» **Exercise input**:
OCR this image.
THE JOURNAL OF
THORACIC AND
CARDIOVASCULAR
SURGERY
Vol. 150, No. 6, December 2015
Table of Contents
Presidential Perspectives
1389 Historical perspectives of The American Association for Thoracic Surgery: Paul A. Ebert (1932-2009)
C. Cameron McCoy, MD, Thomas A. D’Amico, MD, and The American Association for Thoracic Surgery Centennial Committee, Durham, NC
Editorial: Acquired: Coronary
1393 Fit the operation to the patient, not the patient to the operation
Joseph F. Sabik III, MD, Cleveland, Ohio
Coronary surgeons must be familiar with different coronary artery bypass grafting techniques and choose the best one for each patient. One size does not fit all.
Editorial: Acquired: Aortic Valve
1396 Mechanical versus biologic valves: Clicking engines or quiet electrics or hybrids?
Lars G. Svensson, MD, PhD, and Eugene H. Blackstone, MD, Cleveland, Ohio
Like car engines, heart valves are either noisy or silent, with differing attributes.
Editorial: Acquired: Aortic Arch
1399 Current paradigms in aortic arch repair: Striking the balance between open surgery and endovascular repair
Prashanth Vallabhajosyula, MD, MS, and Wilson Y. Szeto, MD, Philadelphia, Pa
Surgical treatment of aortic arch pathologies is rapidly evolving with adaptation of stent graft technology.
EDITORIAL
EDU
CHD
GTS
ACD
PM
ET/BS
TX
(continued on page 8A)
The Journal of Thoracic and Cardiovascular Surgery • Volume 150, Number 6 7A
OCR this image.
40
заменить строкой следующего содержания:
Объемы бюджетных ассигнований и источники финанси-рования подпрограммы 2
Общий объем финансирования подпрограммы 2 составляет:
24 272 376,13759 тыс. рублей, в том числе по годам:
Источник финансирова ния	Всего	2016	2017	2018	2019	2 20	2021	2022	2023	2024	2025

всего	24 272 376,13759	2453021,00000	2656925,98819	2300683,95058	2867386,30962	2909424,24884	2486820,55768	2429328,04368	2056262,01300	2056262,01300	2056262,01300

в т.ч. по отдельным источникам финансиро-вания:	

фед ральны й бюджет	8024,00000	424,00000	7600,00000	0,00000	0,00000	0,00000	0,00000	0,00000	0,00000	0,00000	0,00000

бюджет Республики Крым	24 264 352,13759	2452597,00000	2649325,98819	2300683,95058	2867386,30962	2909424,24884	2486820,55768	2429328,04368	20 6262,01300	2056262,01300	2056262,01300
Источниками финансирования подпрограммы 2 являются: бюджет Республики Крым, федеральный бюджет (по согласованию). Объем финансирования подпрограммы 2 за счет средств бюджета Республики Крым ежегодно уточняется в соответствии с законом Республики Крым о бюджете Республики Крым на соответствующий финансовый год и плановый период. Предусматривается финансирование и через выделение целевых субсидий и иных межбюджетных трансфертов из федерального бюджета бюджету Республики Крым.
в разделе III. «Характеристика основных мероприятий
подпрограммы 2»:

» **The exercise**:
Identify all lines in the records above with the word "patient".

» **Response to this task**:
1393 Fit the operation to the patient, not the patient to the operation
Coronary surgeons must be familiar with different coronary artery bypass grafting techniques and choose the best one for each patient. One size does not fit all.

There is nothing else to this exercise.